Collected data
*-*-*

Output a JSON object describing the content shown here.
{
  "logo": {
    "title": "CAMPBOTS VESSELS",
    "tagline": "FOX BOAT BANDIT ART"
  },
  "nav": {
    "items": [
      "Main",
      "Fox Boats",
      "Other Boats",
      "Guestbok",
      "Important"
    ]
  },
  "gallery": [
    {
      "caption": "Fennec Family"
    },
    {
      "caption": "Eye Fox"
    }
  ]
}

*-*-*

Return all of the entries exactly as they were supplied.

Output a JSON object describing the content shown here.
{
  "logo": {
    "title": "CAMPBOTS VESSELS",
    "tagline": "FOX BOAT BANDIT ART"
  },
  "nav": {
    "items": [
      "Main",
      "Fox Boats",
      "Other Boats",
      "Guestbok",
      "Important"
    ]
  },
  "gallery": [
    {
      "caption": "Fennec Family"
    },
    {
      "caption": "Eye Fox"
    }
  ]
}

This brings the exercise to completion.